Each line in the entries below that holds the string "type" is to be listed.

>> begin Extracted material

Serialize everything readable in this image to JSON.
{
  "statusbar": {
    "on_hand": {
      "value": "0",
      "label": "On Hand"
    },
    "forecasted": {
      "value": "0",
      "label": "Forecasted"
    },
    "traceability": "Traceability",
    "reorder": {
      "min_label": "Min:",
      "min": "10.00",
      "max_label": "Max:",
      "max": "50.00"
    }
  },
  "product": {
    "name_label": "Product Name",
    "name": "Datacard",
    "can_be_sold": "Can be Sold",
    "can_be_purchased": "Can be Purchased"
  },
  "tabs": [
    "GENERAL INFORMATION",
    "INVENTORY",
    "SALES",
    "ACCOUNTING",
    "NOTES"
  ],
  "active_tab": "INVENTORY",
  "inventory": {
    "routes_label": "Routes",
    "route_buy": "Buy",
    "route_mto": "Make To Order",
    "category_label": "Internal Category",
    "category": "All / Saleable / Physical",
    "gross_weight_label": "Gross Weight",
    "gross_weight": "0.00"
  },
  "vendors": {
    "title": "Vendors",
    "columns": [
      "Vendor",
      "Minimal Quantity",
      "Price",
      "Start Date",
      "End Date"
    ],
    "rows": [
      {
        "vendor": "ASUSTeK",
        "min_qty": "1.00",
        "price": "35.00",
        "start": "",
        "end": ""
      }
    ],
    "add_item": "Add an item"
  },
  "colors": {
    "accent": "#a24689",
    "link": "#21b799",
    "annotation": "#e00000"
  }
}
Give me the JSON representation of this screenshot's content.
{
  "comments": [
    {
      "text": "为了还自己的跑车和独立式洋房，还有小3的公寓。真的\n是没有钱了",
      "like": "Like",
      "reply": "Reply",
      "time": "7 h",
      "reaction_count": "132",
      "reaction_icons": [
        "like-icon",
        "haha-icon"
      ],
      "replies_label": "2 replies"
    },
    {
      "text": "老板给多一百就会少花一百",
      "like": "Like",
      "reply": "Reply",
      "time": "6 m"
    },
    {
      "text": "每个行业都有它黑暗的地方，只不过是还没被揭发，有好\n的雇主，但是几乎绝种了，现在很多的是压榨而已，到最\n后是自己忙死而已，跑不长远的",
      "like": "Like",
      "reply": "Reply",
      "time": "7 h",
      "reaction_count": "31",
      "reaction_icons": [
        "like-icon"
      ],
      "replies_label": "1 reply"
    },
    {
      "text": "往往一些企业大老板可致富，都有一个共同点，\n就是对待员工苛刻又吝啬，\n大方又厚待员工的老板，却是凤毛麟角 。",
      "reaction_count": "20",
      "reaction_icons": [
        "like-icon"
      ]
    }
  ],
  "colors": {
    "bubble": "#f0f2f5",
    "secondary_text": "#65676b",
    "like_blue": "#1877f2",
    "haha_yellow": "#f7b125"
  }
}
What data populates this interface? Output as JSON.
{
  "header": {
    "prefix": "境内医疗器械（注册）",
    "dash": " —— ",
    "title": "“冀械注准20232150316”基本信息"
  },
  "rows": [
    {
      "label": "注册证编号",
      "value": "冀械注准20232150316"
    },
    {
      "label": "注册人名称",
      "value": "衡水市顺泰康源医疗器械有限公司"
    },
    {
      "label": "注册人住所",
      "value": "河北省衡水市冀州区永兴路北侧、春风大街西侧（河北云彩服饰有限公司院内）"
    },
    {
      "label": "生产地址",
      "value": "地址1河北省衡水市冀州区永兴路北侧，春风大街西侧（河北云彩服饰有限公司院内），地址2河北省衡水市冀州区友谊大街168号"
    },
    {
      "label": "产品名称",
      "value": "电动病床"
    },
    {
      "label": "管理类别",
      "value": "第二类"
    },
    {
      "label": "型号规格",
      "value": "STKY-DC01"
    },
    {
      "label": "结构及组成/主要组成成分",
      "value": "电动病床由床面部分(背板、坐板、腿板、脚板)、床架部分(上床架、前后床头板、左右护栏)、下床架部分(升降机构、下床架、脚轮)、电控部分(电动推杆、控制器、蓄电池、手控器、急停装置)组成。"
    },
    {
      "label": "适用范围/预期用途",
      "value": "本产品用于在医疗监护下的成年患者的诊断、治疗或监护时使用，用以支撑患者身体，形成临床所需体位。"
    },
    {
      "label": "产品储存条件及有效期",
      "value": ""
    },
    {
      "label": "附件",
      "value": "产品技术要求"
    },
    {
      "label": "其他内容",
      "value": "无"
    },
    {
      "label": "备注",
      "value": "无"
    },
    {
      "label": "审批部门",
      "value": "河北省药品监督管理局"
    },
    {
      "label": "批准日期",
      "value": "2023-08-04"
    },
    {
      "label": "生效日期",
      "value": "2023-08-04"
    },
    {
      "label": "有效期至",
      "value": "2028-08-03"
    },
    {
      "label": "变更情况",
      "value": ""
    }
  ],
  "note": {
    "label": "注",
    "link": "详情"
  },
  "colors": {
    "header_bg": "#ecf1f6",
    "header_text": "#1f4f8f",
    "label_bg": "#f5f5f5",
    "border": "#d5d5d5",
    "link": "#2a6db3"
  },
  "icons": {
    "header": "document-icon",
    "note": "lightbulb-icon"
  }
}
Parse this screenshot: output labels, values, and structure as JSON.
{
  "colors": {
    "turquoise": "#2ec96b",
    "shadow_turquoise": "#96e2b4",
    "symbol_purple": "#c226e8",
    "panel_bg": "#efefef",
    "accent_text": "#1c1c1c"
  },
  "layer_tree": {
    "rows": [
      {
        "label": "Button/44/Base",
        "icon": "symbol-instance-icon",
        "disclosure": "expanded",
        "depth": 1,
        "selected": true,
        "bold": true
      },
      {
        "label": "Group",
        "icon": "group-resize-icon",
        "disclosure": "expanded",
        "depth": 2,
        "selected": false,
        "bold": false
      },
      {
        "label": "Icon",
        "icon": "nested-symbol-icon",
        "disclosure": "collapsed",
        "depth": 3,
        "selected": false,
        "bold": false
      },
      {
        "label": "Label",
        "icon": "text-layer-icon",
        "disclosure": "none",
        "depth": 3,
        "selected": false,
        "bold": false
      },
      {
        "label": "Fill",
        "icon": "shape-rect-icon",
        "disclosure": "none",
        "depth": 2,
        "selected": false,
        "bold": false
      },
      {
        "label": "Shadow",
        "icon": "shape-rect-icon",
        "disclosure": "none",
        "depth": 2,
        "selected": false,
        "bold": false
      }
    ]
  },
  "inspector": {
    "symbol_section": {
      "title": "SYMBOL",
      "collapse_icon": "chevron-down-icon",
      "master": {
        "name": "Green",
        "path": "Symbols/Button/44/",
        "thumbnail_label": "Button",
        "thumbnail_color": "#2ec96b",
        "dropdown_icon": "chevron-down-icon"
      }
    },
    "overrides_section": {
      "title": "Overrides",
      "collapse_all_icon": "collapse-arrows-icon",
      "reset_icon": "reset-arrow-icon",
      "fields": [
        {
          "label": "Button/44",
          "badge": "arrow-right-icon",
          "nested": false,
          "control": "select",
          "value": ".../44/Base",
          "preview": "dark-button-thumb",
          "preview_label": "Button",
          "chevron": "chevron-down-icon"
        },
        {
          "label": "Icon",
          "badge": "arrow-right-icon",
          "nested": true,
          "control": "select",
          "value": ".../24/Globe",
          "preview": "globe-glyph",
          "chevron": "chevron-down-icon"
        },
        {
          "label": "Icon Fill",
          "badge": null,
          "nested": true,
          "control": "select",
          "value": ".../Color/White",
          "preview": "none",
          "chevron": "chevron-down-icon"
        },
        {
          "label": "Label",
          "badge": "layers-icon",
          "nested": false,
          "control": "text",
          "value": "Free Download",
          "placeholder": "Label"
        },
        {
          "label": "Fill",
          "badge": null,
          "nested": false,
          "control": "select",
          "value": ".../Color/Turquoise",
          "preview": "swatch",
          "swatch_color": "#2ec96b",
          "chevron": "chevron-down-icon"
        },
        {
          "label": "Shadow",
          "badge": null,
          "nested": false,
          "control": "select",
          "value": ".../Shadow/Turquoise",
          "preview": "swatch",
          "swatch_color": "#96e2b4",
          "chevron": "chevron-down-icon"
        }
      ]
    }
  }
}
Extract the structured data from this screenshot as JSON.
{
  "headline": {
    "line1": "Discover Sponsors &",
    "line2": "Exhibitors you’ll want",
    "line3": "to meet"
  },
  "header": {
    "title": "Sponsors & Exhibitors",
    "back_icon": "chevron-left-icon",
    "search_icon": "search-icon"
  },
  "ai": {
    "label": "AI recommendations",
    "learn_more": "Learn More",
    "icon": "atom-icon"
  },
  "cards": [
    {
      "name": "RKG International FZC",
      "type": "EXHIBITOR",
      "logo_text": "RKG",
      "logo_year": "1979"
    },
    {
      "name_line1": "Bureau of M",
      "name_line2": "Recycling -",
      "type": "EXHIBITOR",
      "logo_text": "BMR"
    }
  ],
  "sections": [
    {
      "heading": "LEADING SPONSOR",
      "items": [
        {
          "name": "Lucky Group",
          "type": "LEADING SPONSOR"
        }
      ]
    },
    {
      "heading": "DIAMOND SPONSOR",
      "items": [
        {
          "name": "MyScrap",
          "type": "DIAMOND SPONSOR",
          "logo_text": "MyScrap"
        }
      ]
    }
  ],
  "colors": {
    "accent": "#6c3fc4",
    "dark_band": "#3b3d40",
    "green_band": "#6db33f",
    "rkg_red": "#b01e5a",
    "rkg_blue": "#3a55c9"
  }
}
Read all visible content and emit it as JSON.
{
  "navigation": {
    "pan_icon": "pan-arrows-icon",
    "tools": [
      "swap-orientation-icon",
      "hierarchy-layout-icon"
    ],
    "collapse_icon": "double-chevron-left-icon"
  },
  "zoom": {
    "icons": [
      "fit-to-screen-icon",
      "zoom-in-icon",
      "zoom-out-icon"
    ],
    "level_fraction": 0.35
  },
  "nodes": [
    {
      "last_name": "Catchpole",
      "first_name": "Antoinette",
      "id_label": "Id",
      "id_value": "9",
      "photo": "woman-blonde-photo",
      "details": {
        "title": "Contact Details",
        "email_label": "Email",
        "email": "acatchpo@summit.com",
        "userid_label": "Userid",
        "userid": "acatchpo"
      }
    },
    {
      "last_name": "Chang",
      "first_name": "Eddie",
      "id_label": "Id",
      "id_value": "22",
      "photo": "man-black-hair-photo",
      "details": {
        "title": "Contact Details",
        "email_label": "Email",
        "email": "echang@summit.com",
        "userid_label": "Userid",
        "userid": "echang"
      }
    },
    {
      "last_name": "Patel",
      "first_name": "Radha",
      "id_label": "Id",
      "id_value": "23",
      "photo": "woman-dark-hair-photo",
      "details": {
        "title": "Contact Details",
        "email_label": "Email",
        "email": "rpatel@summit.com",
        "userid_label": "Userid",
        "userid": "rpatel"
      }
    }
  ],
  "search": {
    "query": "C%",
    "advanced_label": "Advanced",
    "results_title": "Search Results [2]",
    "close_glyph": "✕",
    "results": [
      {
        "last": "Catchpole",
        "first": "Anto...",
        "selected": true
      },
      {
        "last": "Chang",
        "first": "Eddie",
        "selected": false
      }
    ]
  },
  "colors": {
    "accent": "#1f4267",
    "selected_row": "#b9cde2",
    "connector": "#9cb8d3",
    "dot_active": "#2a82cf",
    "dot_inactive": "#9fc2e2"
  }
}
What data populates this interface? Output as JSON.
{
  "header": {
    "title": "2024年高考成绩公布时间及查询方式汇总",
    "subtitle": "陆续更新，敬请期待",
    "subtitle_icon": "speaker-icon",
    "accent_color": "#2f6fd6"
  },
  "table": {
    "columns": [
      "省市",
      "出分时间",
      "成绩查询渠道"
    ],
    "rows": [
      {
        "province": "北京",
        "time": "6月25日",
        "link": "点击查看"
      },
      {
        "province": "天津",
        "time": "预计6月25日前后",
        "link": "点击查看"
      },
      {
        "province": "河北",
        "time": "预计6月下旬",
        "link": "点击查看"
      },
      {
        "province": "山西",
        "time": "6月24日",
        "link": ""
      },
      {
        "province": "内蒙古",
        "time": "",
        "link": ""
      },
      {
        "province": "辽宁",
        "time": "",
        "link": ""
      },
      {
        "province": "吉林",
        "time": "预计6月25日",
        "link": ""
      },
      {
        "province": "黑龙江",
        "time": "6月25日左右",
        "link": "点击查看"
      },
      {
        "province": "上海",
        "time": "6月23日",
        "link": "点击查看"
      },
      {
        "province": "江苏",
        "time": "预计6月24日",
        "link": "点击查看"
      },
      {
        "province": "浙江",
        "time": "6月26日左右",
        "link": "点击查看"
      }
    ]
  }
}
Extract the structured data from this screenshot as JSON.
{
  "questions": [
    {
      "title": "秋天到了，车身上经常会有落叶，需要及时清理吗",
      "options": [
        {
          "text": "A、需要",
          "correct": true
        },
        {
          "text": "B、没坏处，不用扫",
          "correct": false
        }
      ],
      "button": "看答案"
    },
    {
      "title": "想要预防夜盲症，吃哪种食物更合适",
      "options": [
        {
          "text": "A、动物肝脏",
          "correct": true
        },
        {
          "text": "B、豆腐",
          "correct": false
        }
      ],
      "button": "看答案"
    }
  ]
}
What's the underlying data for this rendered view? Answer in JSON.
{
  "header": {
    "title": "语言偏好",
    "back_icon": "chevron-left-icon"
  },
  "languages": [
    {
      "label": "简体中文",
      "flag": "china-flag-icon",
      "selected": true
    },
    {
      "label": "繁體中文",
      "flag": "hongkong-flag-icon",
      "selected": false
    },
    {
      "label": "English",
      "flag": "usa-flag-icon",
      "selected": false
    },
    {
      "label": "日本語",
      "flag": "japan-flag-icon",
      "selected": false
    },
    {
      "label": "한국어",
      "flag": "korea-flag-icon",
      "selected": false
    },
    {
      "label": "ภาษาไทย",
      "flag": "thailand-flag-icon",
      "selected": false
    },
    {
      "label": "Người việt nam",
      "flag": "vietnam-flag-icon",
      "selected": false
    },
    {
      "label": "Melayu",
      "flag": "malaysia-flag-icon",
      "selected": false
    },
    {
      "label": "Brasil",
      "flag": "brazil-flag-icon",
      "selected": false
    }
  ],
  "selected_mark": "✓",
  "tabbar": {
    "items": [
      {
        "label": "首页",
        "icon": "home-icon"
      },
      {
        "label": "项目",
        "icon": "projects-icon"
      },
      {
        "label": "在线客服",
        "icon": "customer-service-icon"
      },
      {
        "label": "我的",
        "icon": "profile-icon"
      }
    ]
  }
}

>> end Extracted material

> Answer to the exercise
      "type": "EXHIBITOR",
      "type": "EXHIBITOR",
          "type": "LEADING SPONSOR"
          "type": "DIAMOND SPONSOR",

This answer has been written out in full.